Supplied records:
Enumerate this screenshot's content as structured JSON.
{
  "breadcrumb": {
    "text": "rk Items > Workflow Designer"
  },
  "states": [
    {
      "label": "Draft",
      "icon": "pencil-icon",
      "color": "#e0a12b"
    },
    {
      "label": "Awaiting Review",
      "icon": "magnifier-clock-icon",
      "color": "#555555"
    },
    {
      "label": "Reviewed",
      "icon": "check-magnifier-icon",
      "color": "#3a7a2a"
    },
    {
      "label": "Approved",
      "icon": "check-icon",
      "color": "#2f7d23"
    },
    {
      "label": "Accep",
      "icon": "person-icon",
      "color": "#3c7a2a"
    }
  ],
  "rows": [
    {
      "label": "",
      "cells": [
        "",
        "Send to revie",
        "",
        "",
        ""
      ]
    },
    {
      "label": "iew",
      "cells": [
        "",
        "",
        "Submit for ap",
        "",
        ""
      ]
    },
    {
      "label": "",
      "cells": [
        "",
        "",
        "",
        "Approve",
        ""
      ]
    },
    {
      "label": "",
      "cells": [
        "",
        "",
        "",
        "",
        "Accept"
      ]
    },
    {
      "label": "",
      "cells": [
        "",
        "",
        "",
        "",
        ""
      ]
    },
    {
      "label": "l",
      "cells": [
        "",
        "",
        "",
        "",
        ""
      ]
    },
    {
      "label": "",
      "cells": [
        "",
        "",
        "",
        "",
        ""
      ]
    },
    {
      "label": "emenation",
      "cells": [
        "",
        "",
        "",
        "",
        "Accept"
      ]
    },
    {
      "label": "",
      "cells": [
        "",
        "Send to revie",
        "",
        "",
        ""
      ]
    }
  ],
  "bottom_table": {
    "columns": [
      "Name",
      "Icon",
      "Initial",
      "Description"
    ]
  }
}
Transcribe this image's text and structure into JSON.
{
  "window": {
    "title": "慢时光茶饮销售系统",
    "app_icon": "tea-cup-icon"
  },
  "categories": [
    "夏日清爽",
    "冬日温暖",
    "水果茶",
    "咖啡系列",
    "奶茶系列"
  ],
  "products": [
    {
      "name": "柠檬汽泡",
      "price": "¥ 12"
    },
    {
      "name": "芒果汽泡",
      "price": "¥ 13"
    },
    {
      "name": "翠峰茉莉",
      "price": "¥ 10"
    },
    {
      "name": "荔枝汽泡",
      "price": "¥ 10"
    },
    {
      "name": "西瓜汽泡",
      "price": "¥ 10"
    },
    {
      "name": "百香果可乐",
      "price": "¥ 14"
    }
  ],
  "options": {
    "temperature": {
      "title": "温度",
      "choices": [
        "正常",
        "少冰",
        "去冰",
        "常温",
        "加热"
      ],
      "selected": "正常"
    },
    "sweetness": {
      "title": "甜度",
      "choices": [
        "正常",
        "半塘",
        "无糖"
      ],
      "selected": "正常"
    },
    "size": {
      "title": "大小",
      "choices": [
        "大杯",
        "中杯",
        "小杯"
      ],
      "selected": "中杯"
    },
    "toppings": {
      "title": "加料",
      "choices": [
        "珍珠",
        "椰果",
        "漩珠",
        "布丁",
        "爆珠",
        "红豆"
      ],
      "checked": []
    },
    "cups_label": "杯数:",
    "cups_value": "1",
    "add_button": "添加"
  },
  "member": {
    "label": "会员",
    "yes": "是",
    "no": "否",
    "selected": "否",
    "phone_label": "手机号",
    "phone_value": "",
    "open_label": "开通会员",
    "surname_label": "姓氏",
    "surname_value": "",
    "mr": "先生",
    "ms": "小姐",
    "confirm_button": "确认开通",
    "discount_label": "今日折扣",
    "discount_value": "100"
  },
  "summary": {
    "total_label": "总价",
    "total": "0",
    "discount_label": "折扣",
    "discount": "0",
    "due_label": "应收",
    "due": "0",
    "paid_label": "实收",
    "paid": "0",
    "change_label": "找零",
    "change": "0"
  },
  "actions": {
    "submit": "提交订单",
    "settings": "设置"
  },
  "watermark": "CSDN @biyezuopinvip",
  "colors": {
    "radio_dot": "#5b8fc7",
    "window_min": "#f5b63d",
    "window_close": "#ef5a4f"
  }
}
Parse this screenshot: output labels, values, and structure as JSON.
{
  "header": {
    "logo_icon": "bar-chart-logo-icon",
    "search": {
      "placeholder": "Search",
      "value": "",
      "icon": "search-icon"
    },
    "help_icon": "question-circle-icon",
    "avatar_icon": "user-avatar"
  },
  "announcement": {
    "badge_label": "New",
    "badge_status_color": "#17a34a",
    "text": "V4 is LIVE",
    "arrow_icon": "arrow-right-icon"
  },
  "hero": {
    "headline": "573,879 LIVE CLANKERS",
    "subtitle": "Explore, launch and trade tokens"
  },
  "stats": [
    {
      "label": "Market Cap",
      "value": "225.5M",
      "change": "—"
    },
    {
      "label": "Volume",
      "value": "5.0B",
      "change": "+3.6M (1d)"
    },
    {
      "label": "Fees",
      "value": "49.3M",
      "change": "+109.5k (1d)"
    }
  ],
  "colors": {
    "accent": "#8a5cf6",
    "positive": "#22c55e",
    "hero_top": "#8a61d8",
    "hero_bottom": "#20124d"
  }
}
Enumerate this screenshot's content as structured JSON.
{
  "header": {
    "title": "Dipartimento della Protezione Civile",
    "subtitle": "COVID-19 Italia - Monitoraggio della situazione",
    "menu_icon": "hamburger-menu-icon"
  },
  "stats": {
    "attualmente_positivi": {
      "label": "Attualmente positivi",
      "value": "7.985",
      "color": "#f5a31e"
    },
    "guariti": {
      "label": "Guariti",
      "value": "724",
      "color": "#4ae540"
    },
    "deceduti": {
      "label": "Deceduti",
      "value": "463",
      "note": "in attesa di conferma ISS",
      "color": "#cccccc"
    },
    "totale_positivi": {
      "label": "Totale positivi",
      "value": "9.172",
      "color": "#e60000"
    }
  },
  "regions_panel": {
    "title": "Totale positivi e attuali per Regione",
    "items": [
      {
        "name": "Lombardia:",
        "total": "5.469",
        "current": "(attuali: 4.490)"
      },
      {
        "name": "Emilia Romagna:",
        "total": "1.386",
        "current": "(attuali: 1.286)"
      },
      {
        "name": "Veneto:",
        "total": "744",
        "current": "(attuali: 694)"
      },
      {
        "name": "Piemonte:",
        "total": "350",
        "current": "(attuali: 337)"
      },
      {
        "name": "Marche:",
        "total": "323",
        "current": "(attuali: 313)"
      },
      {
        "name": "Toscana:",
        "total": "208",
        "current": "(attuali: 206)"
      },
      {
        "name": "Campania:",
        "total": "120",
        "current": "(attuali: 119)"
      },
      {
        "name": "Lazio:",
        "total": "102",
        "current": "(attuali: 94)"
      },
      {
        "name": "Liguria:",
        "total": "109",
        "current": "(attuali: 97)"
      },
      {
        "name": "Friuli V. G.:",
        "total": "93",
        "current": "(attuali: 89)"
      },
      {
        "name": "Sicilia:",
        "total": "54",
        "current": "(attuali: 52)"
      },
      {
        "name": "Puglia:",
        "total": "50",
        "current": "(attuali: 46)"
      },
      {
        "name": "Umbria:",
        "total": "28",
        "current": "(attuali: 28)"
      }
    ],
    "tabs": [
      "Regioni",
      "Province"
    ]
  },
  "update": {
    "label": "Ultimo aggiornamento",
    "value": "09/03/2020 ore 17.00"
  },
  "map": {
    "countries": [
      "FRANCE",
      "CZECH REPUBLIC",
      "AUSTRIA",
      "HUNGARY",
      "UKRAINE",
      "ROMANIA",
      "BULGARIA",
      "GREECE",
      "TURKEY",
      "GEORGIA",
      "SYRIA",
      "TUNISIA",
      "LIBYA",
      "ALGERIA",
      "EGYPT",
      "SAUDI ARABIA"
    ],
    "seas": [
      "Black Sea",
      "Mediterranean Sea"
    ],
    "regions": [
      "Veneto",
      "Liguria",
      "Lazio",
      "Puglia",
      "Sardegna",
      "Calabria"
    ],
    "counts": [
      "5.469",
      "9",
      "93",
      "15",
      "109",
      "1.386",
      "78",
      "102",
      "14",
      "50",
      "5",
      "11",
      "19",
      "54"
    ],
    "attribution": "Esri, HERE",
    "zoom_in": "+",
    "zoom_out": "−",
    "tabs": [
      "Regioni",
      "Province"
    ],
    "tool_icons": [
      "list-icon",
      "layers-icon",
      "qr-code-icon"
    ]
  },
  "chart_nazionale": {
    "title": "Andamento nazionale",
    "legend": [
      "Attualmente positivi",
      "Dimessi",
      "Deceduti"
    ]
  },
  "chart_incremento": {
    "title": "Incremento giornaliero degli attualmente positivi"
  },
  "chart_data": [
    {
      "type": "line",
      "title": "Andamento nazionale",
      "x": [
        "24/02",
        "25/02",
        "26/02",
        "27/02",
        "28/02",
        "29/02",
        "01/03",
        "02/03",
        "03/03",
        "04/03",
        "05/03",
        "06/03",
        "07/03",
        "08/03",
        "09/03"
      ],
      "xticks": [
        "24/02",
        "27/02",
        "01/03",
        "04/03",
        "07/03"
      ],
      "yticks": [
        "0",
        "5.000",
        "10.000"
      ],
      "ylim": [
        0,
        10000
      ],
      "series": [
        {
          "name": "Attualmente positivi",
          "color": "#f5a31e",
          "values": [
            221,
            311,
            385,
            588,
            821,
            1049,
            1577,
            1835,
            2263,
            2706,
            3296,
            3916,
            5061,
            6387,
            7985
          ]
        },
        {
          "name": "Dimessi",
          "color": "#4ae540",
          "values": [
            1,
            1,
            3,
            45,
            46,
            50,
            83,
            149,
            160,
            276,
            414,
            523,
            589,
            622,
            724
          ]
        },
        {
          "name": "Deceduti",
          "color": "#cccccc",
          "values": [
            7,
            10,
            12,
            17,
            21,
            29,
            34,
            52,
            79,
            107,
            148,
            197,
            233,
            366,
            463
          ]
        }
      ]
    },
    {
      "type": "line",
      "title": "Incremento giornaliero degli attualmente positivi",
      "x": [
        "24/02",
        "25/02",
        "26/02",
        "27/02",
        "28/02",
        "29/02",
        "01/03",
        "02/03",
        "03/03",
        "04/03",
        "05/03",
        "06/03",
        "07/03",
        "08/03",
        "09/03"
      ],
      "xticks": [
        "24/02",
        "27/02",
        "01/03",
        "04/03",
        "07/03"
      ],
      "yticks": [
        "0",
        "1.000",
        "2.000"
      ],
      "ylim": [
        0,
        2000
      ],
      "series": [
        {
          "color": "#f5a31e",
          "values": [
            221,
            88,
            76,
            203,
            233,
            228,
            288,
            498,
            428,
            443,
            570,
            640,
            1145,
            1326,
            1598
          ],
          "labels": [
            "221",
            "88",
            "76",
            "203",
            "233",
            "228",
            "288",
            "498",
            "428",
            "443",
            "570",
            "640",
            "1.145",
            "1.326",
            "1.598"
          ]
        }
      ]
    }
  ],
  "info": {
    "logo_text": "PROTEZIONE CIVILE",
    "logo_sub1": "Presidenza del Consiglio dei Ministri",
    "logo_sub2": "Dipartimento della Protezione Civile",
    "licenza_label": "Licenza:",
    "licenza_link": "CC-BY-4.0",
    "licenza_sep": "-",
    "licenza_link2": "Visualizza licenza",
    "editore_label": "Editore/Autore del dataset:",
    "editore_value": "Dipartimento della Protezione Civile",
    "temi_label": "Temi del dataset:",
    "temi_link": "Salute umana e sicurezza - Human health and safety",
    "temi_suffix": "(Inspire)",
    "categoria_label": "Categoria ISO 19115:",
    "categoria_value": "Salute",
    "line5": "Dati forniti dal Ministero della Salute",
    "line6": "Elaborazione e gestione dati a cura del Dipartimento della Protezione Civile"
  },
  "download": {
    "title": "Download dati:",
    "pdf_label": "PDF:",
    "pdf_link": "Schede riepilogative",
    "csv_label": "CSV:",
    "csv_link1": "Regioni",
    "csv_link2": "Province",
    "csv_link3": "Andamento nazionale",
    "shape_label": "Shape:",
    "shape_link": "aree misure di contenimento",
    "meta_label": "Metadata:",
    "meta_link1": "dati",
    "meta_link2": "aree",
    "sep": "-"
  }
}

Requirements: Only a number is wanted here: how many lines in the data above include the string "giornaliero"?

Response to this exercise: 2